* _Stated task_: Only lines holding the word "Zealand" should be copied from the material.

* _Entries provided_:
** Begin **

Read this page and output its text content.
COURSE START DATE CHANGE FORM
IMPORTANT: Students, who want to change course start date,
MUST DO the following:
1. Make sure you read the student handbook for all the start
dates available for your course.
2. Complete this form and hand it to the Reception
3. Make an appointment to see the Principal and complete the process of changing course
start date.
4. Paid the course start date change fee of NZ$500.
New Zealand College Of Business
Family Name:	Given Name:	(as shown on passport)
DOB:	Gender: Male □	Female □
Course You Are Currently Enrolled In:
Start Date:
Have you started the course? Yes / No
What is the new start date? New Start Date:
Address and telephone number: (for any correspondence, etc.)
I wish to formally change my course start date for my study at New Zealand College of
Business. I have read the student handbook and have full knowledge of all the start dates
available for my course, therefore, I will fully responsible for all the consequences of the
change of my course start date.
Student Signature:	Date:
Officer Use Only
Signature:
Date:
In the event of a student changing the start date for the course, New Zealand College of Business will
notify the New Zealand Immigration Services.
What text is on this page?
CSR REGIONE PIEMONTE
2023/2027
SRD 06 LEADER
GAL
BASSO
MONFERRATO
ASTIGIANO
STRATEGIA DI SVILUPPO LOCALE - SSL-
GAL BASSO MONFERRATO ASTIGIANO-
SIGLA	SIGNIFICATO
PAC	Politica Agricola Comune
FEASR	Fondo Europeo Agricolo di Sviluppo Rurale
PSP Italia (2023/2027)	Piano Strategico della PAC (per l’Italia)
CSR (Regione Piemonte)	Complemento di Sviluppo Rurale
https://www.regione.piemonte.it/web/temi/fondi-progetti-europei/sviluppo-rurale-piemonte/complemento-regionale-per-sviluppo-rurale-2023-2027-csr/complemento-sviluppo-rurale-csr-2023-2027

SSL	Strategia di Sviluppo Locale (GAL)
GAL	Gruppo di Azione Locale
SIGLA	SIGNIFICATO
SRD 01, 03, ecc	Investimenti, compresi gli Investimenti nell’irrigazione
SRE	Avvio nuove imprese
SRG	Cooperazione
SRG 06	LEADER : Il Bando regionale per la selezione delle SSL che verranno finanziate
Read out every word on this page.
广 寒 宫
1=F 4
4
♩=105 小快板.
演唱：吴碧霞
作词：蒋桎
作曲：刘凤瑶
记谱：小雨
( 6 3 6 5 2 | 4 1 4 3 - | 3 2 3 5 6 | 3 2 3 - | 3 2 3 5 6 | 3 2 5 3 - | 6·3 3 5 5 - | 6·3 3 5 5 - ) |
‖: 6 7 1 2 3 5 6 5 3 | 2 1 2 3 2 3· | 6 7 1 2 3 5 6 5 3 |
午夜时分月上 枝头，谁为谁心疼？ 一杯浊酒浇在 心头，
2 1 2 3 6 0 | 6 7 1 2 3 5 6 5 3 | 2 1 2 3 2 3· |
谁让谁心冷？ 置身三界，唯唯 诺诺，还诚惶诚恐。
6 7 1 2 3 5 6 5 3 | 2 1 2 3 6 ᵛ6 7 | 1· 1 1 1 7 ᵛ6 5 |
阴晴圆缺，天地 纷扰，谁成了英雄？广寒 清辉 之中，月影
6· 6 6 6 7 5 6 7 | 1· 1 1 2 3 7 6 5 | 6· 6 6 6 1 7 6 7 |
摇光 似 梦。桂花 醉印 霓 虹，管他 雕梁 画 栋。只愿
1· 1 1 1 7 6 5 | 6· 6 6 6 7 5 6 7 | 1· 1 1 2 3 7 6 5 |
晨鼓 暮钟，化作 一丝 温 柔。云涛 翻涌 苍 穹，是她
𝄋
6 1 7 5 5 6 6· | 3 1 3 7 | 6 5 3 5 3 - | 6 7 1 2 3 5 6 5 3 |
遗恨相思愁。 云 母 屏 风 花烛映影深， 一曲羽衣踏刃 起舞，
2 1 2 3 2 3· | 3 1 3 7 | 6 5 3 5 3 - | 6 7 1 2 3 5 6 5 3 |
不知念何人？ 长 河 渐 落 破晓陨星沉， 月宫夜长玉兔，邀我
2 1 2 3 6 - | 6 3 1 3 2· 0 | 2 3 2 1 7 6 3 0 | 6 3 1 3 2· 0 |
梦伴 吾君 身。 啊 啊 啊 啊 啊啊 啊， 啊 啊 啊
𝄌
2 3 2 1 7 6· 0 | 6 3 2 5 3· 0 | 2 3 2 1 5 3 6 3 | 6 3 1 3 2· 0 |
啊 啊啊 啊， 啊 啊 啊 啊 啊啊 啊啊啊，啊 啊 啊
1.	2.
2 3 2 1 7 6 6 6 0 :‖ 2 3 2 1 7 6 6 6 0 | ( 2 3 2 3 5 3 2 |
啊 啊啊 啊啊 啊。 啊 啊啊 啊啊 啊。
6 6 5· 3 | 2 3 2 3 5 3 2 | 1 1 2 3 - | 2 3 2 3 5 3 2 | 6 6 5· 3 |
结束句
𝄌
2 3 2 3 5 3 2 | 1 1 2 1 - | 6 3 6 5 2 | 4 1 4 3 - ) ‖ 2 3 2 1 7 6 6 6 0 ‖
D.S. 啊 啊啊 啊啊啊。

** End **

* _Written answer_:
New Zealand College Of Business
I wish to formally change my course start date for my study at New Zealand College of
In the event of a student changing the start date for the course, New Zealand College of Business will
notify the New Zealand Immigration Services.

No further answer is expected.